— begin —

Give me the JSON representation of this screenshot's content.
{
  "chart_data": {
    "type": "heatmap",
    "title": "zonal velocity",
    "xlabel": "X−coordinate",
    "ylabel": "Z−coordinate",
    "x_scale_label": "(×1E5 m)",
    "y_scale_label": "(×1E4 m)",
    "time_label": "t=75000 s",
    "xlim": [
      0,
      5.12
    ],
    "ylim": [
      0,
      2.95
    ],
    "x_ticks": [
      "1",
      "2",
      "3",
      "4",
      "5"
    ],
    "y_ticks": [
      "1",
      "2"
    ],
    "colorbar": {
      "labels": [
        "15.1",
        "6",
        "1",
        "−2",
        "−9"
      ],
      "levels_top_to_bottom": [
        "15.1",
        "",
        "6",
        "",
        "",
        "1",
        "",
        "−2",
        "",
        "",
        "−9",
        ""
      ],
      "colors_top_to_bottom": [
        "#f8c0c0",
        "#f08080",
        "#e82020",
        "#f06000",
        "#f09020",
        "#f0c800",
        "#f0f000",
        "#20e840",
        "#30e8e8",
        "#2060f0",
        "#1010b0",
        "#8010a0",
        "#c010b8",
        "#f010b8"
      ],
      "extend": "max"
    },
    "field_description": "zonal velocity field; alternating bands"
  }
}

— end —

Task to complete:
Quote each line of the data above exactly as written.

Response to the exercise:
Give me the JSON representation of this screenshot's content.
{
  "chart_data": {
    "type": "heatmap",
    "title": "zonal velocity",
    "xlabel": "X−coordinate",
    "ylabel": "Z−coordinate",
    "x_scale_label": "(×1E5 m)",
    "y_scale_label": "(×1E4 m)",
    "time_label": "t=75000 s",
    "xlim": [
      0,
      5.12
    ],
    "ylim": [
      0,
      2.95
    ],
    "x_ticks": [
      "1",
      "2",
      "3",
      "4",
      "5"
    ],
    "y_ticks": [
      "1",
      "2"
    ],
    "colorbar": {
      "labels": [
        "15.1",
        "6",
        "1",
        "−2",
        "−9"
      ],
      "levels_top_to_bottom": [
        "15.1",
        "",
        "6",
        "",
        "",
        "1",
        "",
        "−2",
        "",
        "",
        "−9",
        ""
      ],
      "colors_top_to_bottom": [
        "#f8c0c0",
        "#f08080",
        "#e82020",
        "#f06000",
        "#f09020",
        "#f0c800",
        "#f0f000",
        "#20e840",
        "#30e8e8",
        "#2060f0",
        "#1010b0",
        "#8010a0",
        "#c010b8",
        "#f010b8"
      ],
      "extend": "max"
    },
    "field_description": "zonal velocity field; alternating bands"
  }
}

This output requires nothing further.